**Stated exercise:** Transcribe the records that follow, preserving every word.

(Items from a dataset)
——

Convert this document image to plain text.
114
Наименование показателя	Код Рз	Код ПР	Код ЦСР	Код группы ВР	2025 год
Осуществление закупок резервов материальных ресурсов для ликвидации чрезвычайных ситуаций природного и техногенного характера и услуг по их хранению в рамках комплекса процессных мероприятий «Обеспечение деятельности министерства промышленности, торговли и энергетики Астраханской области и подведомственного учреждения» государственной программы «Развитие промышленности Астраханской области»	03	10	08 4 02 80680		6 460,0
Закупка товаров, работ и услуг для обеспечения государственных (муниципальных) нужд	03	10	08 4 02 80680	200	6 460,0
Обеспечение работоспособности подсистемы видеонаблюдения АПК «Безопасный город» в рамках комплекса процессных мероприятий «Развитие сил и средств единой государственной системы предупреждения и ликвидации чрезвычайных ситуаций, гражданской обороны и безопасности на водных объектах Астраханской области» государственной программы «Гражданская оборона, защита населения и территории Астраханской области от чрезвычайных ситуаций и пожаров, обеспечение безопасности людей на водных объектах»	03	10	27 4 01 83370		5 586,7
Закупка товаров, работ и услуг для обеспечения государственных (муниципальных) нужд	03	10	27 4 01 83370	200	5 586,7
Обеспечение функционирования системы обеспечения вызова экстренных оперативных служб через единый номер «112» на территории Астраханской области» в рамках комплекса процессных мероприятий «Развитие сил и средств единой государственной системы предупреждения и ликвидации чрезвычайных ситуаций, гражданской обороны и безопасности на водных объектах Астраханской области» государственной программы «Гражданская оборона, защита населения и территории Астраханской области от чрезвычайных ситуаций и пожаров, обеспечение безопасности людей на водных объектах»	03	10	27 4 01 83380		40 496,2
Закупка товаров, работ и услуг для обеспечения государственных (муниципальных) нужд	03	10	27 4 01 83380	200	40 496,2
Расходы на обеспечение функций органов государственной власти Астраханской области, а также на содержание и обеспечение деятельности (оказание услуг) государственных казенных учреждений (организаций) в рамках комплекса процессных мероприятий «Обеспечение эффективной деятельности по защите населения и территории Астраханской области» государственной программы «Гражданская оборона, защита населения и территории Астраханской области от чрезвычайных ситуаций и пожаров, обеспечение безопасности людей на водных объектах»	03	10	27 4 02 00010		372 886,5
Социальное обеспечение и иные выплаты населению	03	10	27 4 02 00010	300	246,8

——

**Exercise output:**
Convert this document image to plain text.
114
Наименование показателя	Код Рз	Код ПР	Код ЦСР	Код группы ВР	2025 год
Осуществление закупок резервов материальных ресурсов для ликвидации чрезвычайных ситуаций природного и техногенного характера и услуг по их хранению в рамках комплекса процессных мероприятий «Обеспечение деятельности министерства промышленности, торговли и энергетики Астраханской области и подведомственного учреждения» государственной программы «Развитие промышленности Астраханской области»	03	10	08 4 02 80680		6 460,0
Закупка товаров, работ и услуг для обеспечения государственных (муниципальных) нужд	03	10	08 4 02 80680	200	6 460,0
Обеспечение работоспособности подсистемы видеонаблюдения АПК «Безопасный город» в рамках комплекса процессных мероприятий «Развитие сил и средств единой государственной системы предупреждения и ликвидации чрезвычайных ситуаций, гражданской обороны и безопасности на водных объектах Астраханской области» государственной программы «Гражданская оборона, защита населения и территории Астраханской области от чрезвычайных ситуаций и пожаров, обеспечение безопасности людей на водных объектах»	03	10	27 4 01 83370		5 586,7
Закупка товаров, работ и услуг для обеспечения государственных (муниципальных) нужд	03	10	27 4 01 83370	200	5 586,7
Обеспечение функционирования системы обеспечения вызова экстренных оперативных служб через единый номер «112» на территории Астраханской области» в рамках комплекса процессных мероприятий «Развитие сил и средств единой государственной системы предупреждения и ликвидации чрезвычайных ситуаций, гражданской обороны и безопасности на водных объектах Астраханской области» государственной программы «Гражданская оборона, защита населения и территории Астраханской области от чрезвычайных ситуаций и пожаров, обеспечение безопасности людей на водных объектах»	03	10	27 4 01 83380		40 496,2
Закупка товаров, работ и услуг для обеспечения государственных (муниципальных) нужд	03	10	27 4 01 83380	200	40 496,2
Расходы на обеспечение функций органов государственной власти Астраханской области, а также на содержание и обеспечение деятельности (оказание услуг) государственных казенных учреждений (организаций) в рамках комплекса процессных мероприятий «Обеспечение эффективной деятельности по защите населения и территории Астраханской области» государственной программы «Гражданская оборона, защита населения и территории Астраханской области от чрезвычайных ситуаций и пожаров, обеспечение безопасности людей на водных объектах»	03	10	27 4 02 00010		372 886,5
Социальное обеспечение и иные выплаты населению	03	10	27 4 02 00010	300	246,8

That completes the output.